*Exercise task*: Among the lines below, how many carry the string "counts"? Reply with a number and nothing else.

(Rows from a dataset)
########
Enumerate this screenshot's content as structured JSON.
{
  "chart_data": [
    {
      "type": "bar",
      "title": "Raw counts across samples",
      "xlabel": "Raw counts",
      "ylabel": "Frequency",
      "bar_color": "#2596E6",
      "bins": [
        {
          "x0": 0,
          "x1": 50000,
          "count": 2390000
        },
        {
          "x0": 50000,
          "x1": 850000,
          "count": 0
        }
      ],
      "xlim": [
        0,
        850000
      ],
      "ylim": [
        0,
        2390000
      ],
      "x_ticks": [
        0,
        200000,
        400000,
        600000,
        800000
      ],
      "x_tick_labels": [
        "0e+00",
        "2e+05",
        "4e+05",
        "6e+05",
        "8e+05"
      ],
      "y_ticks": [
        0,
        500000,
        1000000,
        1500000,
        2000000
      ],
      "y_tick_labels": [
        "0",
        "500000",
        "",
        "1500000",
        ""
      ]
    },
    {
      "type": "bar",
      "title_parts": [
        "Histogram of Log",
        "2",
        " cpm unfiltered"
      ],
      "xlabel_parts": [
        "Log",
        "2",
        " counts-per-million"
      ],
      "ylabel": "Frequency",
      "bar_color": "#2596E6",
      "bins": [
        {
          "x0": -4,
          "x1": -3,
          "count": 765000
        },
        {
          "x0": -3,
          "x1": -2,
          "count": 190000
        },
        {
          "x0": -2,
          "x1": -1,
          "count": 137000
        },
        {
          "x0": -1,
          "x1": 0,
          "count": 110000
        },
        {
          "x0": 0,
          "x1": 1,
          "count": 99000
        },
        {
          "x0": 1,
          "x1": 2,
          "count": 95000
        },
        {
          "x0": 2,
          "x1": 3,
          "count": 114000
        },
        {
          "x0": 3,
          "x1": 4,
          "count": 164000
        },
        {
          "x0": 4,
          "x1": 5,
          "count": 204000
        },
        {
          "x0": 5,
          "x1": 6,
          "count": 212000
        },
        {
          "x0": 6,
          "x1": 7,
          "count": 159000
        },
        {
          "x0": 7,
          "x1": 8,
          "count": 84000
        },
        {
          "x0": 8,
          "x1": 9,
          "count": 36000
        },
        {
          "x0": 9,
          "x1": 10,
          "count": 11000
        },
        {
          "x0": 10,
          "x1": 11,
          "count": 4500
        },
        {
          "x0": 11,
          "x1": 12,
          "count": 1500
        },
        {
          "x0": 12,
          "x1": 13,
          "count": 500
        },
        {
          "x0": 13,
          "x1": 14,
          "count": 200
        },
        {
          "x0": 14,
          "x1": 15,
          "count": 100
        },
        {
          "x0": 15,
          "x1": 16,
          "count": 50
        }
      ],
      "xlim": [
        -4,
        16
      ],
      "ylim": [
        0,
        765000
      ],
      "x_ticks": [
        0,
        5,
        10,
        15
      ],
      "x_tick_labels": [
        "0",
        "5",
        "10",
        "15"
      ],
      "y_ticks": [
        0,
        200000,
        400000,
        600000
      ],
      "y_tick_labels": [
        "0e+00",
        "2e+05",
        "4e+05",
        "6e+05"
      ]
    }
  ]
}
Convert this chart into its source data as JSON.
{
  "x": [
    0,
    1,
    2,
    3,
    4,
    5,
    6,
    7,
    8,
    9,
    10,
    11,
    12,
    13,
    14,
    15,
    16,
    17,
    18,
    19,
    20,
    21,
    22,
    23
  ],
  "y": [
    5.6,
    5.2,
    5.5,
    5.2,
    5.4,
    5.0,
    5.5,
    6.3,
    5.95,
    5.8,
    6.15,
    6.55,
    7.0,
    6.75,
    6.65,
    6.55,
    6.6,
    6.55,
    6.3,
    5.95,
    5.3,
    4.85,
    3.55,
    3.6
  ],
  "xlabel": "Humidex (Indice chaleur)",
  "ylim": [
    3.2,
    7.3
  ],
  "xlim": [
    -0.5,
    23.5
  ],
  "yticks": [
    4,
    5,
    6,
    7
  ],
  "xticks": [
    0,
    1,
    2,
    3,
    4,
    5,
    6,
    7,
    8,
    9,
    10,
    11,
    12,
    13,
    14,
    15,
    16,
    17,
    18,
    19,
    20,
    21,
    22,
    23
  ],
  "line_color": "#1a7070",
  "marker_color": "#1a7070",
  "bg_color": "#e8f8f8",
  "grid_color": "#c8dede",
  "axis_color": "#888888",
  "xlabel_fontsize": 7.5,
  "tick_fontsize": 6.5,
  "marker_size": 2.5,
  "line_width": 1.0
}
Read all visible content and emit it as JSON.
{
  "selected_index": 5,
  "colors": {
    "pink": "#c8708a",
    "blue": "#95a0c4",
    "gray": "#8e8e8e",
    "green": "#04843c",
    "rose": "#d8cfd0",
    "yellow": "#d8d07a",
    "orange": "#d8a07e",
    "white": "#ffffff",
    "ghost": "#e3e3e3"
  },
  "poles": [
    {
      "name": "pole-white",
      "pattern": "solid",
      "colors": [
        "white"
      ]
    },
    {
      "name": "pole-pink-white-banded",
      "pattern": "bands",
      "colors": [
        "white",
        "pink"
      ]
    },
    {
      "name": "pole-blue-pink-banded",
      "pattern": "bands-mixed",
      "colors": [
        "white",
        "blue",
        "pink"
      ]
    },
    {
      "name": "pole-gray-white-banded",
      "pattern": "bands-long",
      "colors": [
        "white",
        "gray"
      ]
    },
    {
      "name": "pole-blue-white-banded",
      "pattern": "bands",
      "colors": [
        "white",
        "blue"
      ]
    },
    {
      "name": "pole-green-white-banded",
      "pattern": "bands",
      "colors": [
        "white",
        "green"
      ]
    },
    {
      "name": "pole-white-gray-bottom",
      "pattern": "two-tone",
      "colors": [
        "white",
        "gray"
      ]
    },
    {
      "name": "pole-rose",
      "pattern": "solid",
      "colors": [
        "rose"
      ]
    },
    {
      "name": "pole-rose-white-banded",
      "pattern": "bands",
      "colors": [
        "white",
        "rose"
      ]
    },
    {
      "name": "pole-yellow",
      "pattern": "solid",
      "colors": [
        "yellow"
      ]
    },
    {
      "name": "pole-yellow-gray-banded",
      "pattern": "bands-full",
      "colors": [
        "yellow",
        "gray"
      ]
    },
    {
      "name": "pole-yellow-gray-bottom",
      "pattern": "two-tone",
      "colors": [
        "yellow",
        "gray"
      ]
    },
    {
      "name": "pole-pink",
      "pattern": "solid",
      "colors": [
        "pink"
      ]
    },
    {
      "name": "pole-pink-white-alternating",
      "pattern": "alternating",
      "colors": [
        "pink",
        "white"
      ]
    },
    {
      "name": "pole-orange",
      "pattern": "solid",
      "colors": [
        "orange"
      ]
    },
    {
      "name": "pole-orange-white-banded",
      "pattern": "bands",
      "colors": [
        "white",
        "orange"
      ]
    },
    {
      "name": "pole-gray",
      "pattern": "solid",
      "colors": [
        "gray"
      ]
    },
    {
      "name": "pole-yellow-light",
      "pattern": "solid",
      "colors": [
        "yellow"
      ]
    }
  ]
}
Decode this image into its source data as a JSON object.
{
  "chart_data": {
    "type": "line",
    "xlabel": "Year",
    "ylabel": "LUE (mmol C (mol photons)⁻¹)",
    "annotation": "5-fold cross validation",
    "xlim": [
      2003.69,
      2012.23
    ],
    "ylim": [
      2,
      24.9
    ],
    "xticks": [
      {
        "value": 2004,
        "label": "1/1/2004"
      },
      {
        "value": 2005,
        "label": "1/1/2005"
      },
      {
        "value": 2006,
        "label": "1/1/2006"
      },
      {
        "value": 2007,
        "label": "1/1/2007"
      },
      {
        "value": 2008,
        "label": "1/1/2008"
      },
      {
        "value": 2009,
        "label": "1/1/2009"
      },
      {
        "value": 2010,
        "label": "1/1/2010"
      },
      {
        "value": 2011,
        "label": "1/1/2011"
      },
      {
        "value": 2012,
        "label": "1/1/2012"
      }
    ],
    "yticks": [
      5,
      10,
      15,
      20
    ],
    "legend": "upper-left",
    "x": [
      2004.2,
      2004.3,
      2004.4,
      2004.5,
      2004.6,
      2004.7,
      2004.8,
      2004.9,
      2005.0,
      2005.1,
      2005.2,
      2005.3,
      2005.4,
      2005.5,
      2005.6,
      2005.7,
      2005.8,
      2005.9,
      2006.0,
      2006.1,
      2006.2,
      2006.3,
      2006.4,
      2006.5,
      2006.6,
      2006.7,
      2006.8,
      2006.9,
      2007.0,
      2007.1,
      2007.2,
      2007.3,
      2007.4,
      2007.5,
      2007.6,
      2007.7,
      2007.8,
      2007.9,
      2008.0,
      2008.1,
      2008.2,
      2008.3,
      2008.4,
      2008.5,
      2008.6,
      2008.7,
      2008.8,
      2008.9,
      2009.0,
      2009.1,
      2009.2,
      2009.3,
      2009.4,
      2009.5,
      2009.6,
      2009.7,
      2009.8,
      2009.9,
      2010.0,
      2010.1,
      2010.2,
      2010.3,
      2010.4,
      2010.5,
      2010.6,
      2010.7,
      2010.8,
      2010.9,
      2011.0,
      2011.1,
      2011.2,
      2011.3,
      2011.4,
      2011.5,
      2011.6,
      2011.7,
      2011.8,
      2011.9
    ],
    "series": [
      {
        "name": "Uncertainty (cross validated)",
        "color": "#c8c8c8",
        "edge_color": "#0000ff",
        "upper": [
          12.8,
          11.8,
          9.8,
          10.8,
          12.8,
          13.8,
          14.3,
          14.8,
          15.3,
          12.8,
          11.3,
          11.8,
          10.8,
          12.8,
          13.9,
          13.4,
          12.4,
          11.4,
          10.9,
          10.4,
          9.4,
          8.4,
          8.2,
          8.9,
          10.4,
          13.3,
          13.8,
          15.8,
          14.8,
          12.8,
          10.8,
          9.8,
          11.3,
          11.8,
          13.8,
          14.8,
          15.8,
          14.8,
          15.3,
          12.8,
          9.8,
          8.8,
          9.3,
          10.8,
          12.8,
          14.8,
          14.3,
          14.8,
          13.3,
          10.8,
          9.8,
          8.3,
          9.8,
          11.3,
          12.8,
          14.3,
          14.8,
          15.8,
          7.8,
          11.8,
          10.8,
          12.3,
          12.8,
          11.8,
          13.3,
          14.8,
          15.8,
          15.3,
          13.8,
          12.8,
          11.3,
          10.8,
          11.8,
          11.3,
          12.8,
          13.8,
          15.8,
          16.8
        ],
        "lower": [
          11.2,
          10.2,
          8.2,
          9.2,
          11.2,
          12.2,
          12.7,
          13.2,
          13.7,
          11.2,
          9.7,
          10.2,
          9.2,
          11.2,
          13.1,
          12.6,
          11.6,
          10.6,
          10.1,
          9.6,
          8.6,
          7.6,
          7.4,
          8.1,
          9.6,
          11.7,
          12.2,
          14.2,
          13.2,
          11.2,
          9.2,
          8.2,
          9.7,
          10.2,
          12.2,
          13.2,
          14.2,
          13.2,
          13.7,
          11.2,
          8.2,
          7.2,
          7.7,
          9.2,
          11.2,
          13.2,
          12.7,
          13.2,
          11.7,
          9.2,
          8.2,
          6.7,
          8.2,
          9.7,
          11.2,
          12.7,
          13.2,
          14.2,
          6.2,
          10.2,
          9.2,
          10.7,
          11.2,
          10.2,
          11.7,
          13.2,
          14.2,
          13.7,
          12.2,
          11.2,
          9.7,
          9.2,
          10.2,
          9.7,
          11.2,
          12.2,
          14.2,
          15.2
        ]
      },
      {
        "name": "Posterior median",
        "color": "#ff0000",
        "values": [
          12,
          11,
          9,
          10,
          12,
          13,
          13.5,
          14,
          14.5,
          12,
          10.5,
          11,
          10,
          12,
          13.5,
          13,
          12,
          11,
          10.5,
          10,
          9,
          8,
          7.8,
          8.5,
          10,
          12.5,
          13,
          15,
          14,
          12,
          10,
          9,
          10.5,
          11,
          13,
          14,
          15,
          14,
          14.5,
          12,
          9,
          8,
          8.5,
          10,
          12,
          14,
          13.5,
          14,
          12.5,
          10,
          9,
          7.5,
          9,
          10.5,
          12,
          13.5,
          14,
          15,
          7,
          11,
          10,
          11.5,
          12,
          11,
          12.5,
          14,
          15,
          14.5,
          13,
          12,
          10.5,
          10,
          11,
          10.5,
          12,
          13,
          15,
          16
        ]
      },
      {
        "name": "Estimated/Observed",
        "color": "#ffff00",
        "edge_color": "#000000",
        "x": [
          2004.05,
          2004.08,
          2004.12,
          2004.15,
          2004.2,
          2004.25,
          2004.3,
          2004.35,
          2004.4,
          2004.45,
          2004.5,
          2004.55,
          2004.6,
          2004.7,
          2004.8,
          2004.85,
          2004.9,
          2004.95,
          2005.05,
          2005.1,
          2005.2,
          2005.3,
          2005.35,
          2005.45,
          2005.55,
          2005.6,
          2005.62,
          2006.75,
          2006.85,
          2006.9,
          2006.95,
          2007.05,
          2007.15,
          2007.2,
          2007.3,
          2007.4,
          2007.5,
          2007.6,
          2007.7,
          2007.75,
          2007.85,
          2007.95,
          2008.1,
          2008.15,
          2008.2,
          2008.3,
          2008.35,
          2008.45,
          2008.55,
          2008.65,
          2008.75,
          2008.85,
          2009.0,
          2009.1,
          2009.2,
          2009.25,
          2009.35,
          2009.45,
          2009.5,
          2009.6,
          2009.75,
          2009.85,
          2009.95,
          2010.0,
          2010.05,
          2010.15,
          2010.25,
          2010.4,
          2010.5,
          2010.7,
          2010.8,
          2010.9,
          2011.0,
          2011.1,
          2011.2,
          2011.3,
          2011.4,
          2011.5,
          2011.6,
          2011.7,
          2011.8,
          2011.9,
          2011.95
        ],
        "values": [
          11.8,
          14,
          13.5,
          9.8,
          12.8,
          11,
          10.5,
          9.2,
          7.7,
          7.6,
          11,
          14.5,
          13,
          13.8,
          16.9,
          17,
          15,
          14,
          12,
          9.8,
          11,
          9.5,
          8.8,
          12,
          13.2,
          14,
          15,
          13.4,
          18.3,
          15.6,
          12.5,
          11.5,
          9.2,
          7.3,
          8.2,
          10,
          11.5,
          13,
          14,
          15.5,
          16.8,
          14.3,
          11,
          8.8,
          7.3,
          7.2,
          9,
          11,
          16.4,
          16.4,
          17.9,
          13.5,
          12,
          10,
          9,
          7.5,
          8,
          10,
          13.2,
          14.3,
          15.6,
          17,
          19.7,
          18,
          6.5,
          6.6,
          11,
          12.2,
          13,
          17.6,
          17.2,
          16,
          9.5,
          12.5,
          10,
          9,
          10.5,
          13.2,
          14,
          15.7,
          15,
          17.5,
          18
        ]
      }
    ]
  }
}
########
*Answer to the exercise*: 3